Find each line containing the string "bois" and return it.
================================
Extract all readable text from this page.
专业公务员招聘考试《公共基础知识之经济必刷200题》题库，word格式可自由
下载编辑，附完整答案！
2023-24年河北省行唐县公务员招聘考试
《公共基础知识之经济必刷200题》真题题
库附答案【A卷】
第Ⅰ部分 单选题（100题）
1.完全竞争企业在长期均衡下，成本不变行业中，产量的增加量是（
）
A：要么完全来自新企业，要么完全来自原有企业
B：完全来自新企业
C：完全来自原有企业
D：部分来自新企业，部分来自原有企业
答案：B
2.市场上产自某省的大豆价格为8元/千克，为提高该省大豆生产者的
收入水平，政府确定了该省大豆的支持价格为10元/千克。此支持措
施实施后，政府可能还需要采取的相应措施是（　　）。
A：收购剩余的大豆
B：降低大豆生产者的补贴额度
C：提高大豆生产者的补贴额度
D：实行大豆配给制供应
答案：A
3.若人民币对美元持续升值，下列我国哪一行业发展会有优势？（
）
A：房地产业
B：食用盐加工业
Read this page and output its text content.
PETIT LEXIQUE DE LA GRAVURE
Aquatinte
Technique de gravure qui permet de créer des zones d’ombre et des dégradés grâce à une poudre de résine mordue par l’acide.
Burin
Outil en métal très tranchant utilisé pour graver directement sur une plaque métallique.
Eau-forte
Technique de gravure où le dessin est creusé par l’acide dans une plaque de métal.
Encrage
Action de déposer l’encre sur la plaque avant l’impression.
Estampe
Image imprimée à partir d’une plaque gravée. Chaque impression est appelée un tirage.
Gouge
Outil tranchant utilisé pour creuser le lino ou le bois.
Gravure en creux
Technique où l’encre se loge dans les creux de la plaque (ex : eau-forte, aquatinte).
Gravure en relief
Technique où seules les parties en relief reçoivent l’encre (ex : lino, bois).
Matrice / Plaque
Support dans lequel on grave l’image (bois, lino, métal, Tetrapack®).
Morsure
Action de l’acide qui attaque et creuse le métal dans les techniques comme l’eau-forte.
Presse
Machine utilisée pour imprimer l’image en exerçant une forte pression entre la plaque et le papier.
================================
◆ PROBLEM SOLUTION:
Outil tranchant utilisé pour creuser le lino ou le bois.
Technique où seules les parties en relief reçoivent l’encre (ex : lino, bois).
Support dans lequel on grave l’image (bois, lino, métal, Tetrapack®).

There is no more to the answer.